# Supplied information:
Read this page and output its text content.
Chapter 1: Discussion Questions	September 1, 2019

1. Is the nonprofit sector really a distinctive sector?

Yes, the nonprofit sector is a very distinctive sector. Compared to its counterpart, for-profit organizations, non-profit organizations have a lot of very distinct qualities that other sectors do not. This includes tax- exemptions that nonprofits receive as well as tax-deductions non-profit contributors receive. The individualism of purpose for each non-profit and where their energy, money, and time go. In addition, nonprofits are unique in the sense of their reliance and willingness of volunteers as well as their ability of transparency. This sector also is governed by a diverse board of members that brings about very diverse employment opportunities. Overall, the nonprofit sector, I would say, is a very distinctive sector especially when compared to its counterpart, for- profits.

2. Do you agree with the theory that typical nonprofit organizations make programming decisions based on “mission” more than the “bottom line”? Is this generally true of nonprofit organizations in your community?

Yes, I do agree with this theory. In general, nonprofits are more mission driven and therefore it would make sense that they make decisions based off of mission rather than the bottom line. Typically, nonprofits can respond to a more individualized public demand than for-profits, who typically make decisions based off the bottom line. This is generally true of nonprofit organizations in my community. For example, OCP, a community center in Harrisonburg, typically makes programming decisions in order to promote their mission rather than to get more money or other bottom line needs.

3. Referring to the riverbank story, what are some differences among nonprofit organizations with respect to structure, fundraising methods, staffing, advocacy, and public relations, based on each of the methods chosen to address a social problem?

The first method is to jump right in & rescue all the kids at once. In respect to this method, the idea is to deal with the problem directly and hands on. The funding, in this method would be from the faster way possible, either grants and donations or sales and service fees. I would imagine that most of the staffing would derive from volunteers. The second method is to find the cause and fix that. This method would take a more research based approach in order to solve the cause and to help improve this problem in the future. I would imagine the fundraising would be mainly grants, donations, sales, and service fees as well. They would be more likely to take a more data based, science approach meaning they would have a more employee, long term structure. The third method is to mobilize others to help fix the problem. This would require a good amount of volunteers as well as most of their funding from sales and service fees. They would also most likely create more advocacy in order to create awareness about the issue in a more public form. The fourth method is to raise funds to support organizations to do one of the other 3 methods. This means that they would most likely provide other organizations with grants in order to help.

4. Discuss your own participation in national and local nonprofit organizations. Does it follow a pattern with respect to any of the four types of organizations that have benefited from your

# Requirements:
Copy the material above verbatim.

# Output below:
Read this page and output its text content.
Chapter 1: Discussion Questions	September 1, 2019

1. Is the nonprofit sector really a distinctive sector?

Yes, the nonprofit sector is a very distinctive sector. Compared to its counterpart, for-profit organizations, non-profit organizations have a lot of very distinct qualities that other sectors do not. This includes tax- exemptions that nonprofits receive as well as tax-deductions non-profit contributors receive. The individualism of purpose for each non-profit and where their energy, money, and time go. In addition, nonprofits are unique in the sense of their reliance and willingness of volunteers as well as their ability of transparency. This sector also is governed by a diverse board of members that brings about very diverse employment opportunities. Overall, the nonprofit sector, I would say, is a very distinctive sector especially when compared to its counterpart, for- profits.

2. Do you agree with the theory that typical nonprofit organizations make programming decisions based on “mission” more than the “bottom line”? Is this generally true of nonprofit organizations in your community?

Yes, I do agree with this theory. In general, nonprofits are more mission driven and therefore it would make sense that they make decisions based off of mission rather than the bottom line. Typically, nonprofits can respond to a more individualized public demand than for-profits, who typically make decisions based off the bottom line. This is generally true of nonprofit organizations in my community. For example, OCP, a community center in Harrisonburg, typically makes programming decisions in order to promote their mission rather than to get more money or other bottom line needs.

3. Referring to the riverbank story, what are some differences among nonprofit organizations with respect to structure, fundraising methods, staffing, advocacy, and public relations, based on each of the methods chosen to address a social problem?

The first method is to jump right in & rescue all the kids at once. In respect to this method, the idea is to deal with the problem directly and hands on. The funding, in this method would be from the faster way possible, either grants and donations or sales and service fees. I would imagine that most of the staffing would derive from volunteers. The second method is to find the cause and fix that. This method would take a more research based approach in order to solve the cause and to help improve this problem in the future. I would imagine the fundraising would be mainly grants, donations, sales, and service fees as well. They would be more likely to take a more data based, science approach meaning they would have a more employee, long term structure. The third method is to mobilize others to help fix the problem. This would require a good amount of volunteers as well as most of their funding from sales and service fees. They would also most likely create more advocacy in order to create awareness about the issue in a more public form. The fourth method is to raise funds to support organizations to do one of the other 3 methods. This means that they would most likely provide other organizations with grants in order to help.

4. Discuss your own participation in national and local nonprofit organizations. Does it follow a pattern with respect to any of the four types of organizations that have benefited from your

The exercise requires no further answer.